INSTRUCTIONS FOR THE TASK: All entries are to be quoted exactly; the images stay out of the copy.

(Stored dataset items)
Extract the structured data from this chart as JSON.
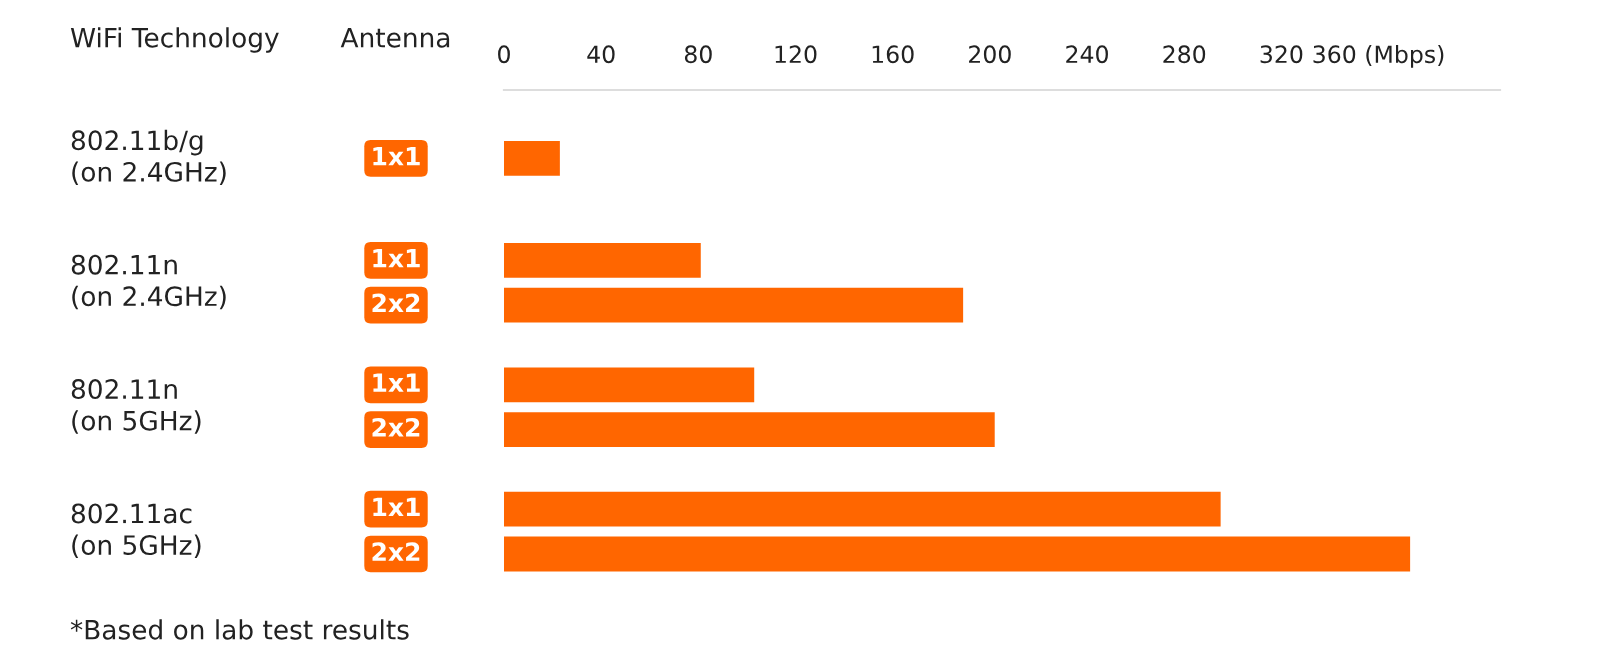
{
  "chart_data": {
    "type": "bar",
    "orientation": "horizontal",
    "ylabel": "WiFi Technology",
    "legend_title": "Antenna",
    "categories": [
      "802.11b/g\n(on 2.4GHz)",
      "802.11n\n(on 2.4GHz)",
      "802.11n\n(on 5GHz)",
      "802.11ac\n(on 5GHz)"
    ],
    "series": [
      {
        "name": "1x1",
        "color": "#ff6600",
        "axis": "x2",
        "values": [
          23,
          81,
          103,
          295
        ]
      },
      {
        "name": "2x2",
        "color": "#ff6600",
        "axis": "x2",
        "values": [
          null,
          189,
          202,
          373
        ]
      }
    ],
    "x2lim": [
      0,
      410
    ],
    "x2ticks": [
      0,
      40,
      80,
      120,
      160,
      200,
      240,
      280,
      320,
      {
        "value": 360,
        "label": "360 (Mbps)"
      }
    ],
    "annotations": [
      "*Based on lab test results"
    ]
  }
}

EXERCISE OUTPUT:
Extract the structured data from this chart as JSON.
{
  "chart_data": {
    "type": "bar",
    "orientation": "horizontal",
    "ylabel": "WiFi Technology",
    "legend_title": "Antenna",
    "categories": [
      "802.11b/g\n(on 2.4GHz)",
      "802.11n\n(on 2.4GHz)",
      "802.11n\n(on 5GHz)",
      "802.11ac\n(on 5GHz)"
    ],
    "series": [
      {
        "name": "1x1",
        "color": "#ff6600",
        "axis": "x2",
        "values": [
          23,
          81,
          103,
          295
        ]
      },
      {
        "name": "2x2",
        "color": "#ff6600",
        "axis": "x2",
        "values": [
          null,
          189,
          202,
          373
        ]
      }
    ],
    "x2lim": [
      0,
      410
    ],
    "x2ticks": [
      0,
      40,
      80,
      120,
      160,
      200,
      240,
      280,
      320,
      {
        "value": 360,
        "label": "360 (Mbps)"
      }
    ],
    "annotations": [
      "*Based on lab test results"
    ]
  }
}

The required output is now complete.